### [The data]
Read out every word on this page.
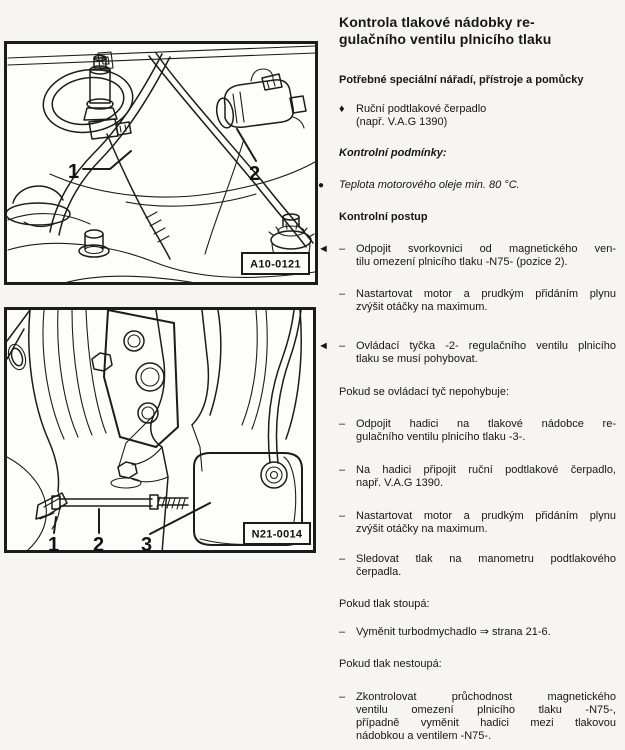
1	2
A10-0121
1 2 3	N21-0014
Kontrola tlakové nádobky re-
gulačního ventilu plnicího tlaku

Potřebné speciální nářadí, přístroje a pomůcky

♦	Ruční podtlakové čerpadlo
(např. V.A.G 1390)

Kontrolní podmínky:

● Teplota motorového oleje min. 80 °C.

Kontrolní postup

◄ – Odpojit svorkovnici od magnetického ven-
tilu omezení plnicího tlaku -N75- (pozice 2).
– Nastartovat motor a prudkým přidáním plynu
zvýšit otáčky na maximum.
◄ – Ovládací tyčka -2- regulačního ventilu plnicího
tlaku se musí pohybovat.

Pokud se ovládací tyč nepohybuje:

– Odpojit hadici na tlakové nádobce re-
gulačního ventilu plnicího tlaku -3-.
– Na hadici připojit ruční podtlakové čerpadlo,
např. V.A.G 1390.
– Nastartovat motor a prudkým přidáním plynu
zvýšit otáčky na maximum.
– Sledovat tlak na manometru podtlakového
čerpadla.

Pokud tlak stoupá:

– Vyměnit turbodmychadlo ⇒ strana 21-6.

Pokud tlak nestoupá:

– Zkontrolovat průchodnost magnetického
ventilu omezení plnicího tlaku -N75-,
případně vyměnit hadici mezi tlakovou
nádobkou a ventilem -N75-.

### [Set task]
From the listing above, pick out each line where the word "Kontrolní" appears.

### [Reply]
Kontrolní podmínky:
Kontrolní postup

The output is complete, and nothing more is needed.